Extracted records
****************
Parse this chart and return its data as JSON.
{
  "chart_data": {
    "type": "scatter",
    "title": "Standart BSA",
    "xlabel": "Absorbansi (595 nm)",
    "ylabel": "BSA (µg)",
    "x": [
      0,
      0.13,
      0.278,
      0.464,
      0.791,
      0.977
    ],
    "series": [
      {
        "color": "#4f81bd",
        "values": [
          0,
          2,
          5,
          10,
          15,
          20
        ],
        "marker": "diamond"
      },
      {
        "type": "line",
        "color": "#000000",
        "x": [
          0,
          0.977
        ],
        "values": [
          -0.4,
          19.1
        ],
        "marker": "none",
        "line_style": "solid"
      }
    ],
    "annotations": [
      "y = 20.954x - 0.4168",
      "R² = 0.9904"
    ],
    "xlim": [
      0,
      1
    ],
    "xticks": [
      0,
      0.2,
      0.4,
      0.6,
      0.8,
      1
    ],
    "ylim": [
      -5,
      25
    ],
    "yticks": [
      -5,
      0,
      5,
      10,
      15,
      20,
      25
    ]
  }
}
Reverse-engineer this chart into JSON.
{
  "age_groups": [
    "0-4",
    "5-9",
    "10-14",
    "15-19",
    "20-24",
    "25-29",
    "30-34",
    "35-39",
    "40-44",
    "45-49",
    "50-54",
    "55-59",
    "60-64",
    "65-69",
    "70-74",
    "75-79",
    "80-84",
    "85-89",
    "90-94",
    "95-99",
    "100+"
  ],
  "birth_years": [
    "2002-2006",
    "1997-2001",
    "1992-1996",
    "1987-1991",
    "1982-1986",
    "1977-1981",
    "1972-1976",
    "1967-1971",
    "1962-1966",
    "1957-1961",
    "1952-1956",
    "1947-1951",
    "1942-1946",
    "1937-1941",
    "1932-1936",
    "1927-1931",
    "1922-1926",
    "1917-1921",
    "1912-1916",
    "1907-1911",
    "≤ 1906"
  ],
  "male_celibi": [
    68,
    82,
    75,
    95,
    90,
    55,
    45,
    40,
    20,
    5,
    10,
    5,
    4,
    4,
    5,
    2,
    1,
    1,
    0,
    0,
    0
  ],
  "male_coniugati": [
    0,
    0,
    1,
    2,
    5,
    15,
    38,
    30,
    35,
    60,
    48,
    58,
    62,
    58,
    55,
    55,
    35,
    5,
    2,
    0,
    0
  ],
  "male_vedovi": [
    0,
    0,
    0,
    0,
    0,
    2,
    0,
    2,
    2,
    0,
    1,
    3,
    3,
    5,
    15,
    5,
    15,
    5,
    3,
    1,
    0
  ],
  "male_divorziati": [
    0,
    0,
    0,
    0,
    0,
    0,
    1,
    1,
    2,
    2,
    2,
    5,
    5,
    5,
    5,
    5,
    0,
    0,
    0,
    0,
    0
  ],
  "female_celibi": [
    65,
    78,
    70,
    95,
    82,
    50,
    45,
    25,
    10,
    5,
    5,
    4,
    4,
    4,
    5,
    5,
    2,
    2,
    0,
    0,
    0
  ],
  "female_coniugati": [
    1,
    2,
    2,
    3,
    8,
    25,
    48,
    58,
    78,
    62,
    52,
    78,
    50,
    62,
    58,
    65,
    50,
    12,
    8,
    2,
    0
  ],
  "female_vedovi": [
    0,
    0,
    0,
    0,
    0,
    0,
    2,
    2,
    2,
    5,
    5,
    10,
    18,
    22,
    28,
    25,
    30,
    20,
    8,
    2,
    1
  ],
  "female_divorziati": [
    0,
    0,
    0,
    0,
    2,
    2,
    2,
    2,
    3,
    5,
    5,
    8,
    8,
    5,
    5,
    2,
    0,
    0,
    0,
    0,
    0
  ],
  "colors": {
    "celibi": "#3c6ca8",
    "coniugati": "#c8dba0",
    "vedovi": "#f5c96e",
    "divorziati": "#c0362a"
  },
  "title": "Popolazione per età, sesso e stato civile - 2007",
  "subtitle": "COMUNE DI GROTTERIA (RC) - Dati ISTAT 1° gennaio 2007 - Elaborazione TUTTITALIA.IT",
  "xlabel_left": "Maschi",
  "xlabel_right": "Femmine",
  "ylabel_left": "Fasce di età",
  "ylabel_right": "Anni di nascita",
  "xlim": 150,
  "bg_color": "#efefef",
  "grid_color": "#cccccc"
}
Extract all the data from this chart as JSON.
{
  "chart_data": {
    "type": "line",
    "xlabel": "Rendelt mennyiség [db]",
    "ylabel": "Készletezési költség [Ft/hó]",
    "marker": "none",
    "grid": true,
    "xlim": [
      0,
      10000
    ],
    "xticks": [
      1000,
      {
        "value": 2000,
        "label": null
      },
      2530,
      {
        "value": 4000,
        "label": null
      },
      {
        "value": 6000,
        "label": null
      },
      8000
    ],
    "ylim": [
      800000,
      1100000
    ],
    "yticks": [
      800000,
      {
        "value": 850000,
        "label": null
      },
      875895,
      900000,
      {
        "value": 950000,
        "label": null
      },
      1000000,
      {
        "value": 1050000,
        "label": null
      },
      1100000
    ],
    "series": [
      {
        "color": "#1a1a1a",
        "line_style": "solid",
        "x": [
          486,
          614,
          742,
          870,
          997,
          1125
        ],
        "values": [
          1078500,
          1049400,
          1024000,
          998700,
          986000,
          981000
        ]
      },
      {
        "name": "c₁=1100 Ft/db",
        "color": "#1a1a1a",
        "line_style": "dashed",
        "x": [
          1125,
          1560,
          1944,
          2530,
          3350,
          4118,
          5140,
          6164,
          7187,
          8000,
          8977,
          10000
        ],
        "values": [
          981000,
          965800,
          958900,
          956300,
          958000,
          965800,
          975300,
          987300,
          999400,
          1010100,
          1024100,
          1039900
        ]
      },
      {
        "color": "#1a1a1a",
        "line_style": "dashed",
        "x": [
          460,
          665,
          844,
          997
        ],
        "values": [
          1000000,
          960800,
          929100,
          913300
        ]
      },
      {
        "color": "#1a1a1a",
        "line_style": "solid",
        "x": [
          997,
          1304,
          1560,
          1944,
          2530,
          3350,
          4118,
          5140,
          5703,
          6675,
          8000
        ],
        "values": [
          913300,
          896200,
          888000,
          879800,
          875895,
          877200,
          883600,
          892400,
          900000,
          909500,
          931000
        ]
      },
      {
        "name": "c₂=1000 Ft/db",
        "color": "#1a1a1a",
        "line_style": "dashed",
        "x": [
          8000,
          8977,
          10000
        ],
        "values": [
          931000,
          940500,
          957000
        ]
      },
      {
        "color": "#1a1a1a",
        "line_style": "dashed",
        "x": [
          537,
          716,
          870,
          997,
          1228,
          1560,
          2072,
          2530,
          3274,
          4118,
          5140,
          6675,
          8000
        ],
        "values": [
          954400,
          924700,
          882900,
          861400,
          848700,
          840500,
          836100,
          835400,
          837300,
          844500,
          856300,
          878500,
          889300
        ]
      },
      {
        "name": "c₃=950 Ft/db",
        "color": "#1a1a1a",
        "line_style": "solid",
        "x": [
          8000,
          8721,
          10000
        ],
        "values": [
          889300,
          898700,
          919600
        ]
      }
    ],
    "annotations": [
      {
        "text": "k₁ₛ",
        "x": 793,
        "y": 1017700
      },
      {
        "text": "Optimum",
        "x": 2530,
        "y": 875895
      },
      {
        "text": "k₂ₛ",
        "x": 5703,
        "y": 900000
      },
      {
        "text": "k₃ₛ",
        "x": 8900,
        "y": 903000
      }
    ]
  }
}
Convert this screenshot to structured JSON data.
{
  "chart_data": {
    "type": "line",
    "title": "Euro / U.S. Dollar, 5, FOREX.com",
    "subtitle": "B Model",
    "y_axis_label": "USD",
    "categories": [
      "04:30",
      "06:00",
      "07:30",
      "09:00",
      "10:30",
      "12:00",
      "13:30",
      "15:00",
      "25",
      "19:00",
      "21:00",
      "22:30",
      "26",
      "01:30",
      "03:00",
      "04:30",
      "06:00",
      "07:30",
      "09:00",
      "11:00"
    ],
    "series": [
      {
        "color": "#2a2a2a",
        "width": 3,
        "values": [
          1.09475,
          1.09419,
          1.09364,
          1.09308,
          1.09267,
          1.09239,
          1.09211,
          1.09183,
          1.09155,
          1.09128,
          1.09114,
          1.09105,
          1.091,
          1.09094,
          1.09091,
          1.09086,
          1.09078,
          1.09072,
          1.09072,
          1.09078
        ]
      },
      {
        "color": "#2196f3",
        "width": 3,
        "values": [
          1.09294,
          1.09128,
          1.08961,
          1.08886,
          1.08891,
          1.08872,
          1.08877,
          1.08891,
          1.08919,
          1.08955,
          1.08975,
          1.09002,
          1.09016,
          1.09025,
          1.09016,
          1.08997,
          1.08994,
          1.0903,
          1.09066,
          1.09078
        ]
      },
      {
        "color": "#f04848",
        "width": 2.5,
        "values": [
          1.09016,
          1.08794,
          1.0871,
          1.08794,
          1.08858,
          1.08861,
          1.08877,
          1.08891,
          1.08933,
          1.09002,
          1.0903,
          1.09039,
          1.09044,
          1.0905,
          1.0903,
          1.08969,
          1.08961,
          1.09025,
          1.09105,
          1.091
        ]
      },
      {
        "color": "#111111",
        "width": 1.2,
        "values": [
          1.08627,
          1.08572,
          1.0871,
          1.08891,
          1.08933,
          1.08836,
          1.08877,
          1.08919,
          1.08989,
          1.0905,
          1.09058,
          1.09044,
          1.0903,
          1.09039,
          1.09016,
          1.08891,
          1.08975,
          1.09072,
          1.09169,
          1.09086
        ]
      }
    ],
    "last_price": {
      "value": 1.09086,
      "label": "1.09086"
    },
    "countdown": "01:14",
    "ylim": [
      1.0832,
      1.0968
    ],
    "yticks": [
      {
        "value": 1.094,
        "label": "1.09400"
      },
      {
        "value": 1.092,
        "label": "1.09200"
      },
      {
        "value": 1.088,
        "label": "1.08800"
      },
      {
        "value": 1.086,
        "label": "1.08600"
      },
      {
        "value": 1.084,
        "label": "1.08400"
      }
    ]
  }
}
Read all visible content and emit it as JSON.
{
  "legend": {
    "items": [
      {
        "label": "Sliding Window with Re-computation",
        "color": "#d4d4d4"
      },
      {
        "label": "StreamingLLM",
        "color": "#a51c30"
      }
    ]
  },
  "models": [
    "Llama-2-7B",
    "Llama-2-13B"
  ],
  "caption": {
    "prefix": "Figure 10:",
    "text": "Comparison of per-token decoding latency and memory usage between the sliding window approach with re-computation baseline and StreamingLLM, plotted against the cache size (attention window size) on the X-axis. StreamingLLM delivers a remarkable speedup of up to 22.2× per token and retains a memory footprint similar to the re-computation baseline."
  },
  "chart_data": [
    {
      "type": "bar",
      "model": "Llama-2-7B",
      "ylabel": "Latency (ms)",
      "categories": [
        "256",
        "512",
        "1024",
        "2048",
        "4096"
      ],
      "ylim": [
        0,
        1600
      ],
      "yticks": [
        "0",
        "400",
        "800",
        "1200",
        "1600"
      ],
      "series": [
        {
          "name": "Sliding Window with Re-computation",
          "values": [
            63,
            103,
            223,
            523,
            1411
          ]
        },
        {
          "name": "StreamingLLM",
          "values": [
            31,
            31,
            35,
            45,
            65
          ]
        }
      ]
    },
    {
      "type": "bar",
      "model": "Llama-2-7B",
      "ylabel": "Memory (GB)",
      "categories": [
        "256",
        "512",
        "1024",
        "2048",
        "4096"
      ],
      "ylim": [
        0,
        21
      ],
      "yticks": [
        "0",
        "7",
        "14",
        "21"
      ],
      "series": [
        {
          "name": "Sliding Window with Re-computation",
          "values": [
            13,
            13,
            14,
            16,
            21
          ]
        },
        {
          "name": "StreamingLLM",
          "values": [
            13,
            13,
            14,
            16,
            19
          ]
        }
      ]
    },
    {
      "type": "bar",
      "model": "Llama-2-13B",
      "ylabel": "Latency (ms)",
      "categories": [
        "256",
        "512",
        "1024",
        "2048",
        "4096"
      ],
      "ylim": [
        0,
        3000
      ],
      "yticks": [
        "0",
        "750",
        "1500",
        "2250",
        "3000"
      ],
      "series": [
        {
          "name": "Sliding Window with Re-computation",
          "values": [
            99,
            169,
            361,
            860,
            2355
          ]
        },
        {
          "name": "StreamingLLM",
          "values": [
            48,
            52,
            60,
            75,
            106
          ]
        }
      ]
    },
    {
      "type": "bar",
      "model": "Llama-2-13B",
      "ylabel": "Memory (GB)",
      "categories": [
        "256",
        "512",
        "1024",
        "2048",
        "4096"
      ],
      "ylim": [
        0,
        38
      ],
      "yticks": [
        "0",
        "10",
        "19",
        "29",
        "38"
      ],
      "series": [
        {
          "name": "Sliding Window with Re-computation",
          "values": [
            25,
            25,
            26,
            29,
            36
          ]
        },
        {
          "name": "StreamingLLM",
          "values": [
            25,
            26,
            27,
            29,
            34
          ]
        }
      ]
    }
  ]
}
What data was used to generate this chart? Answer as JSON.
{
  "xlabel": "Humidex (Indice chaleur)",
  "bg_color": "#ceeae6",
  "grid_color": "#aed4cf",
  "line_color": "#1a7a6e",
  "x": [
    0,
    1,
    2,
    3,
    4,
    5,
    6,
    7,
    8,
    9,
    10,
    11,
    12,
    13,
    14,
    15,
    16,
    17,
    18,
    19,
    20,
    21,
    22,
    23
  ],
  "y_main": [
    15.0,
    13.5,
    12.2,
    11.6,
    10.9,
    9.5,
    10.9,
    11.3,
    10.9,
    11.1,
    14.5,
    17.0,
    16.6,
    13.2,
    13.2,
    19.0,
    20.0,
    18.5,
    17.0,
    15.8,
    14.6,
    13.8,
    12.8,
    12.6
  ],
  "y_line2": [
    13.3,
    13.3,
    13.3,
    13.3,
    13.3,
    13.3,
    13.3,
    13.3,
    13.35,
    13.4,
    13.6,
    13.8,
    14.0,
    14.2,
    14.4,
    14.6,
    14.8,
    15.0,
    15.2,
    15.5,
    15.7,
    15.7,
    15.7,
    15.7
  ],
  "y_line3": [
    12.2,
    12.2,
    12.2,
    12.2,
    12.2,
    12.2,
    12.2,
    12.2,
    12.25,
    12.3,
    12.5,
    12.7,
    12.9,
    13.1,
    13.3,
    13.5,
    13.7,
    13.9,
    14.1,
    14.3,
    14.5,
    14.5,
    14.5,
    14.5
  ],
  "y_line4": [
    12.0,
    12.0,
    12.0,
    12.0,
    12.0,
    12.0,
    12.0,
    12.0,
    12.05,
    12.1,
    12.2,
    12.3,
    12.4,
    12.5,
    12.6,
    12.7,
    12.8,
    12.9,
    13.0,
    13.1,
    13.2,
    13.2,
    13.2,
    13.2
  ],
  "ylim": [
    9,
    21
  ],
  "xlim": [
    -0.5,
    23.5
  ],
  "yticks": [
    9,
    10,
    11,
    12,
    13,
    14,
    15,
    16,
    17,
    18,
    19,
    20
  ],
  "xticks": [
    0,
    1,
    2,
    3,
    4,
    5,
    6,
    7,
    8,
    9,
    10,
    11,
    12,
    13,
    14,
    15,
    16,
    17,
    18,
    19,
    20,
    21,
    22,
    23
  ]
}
****************
◆ INSTRUCTIONS FOR THE TASK
Select every line in the material above where the string "JSON" occurs, and copy it.

◆ OUTPUT FOR THIS EXERCISE
Parse this chart and return its data as JSON.
Reverse-engineer this chart into JSON.
Extract all the data from this chart as JSON.
Convert this screenshot to structured JSON data.
Read all visible content and emit it as JSON.
What data was used to generate this chart? Answer as JSON.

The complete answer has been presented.